• EXERCISE BRIEF:
How many lines in the records below hold the string "page"? Please answer with the number and nothing more.

• INFORMATION GIVEN:
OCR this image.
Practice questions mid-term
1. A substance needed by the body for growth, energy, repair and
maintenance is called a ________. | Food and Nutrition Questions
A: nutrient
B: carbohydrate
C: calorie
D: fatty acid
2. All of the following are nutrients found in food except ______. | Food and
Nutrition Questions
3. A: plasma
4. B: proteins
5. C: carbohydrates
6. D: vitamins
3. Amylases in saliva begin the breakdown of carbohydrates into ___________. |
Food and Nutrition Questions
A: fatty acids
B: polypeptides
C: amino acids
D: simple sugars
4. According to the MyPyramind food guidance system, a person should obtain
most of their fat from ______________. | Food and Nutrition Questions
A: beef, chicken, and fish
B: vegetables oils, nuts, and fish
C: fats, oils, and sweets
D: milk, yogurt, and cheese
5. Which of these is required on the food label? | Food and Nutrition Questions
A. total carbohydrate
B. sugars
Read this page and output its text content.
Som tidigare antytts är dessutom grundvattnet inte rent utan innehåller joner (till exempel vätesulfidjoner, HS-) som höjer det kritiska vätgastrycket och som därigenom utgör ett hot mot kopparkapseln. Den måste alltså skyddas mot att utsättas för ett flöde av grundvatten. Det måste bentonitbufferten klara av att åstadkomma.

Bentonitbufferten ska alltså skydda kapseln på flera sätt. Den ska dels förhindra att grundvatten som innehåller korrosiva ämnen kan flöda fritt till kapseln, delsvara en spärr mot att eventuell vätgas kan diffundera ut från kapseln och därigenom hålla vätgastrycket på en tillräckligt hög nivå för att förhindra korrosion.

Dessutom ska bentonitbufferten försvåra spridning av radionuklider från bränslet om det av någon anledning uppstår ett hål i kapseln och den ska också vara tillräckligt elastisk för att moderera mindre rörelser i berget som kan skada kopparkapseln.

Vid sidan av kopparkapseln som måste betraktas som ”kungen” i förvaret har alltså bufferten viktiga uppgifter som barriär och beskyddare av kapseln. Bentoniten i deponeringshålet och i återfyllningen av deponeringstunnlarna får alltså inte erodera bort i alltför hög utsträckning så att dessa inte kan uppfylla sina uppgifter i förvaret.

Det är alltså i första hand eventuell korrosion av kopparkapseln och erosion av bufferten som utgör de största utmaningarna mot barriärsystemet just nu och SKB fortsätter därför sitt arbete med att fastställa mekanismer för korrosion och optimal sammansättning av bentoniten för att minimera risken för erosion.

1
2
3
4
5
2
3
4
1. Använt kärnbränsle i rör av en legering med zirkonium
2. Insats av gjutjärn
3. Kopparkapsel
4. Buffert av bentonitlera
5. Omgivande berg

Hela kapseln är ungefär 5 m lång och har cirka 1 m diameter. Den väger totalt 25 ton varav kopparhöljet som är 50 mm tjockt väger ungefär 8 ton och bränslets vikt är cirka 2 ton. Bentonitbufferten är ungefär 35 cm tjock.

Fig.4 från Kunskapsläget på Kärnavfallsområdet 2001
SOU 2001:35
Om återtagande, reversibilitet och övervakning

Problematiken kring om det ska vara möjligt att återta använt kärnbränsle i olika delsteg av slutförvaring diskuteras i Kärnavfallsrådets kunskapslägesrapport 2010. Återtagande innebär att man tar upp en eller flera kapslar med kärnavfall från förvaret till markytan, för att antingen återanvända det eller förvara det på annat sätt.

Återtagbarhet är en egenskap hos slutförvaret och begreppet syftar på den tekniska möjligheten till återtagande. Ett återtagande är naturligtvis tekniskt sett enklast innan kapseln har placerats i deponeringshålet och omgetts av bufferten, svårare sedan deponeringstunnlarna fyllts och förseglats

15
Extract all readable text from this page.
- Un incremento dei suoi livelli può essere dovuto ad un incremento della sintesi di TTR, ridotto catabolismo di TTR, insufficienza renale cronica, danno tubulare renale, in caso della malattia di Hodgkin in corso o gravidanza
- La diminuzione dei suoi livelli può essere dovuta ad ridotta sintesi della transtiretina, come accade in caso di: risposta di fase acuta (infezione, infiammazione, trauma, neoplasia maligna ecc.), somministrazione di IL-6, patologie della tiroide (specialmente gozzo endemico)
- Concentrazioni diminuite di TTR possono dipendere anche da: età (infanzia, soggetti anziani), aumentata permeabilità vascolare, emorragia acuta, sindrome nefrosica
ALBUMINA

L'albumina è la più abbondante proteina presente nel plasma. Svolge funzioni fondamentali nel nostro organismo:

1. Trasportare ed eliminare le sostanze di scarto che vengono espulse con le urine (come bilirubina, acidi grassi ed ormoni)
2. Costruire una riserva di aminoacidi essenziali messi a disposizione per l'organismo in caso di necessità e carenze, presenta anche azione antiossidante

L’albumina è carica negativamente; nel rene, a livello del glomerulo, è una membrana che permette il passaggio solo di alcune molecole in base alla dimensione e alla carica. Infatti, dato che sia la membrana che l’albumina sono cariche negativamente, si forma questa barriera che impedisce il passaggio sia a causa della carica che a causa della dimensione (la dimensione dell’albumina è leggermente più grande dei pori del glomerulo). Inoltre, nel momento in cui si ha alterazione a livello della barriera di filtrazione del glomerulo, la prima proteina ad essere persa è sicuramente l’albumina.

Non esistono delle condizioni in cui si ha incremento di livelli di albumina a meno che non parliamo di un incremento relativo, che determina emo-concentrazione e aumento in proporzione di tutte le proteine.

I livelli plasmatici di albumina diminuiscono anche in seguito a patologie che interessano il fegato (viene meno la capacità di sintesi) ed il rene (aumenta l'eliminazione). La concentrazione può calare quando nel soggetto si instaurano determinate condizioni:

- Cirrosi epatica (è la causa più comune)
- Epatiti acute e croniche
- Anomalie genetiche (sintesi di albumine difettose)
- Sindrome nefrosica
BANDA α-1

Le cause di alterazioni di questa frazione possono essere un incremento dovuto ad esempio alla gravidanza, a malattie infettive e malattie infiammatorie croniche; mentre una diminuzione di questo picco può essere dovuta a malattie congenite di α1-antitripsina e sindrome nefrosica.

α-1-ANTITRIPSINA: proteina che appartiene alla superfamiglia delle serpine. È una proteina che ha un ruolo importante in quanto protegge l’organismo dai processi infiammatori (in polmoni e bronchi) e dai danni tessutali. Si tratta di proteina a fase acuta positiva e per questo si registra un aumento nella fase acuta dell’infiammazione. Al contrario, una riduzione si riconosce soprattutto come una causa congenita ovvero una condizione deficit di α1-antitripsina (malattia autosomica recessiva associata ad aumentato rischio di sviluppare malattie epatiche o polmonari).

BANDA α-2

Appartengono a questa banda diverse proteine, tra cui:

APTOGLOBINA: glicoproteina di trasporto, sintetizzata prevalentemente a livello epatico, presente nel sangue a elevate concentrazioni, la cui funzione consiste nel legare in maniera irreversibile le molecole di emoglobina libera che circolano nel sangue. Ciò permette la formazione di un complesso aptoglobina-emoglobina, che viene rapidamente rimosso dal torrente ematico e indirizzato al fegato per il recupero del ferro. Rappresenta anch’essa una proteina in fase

• WRITTEN ANSWER:
2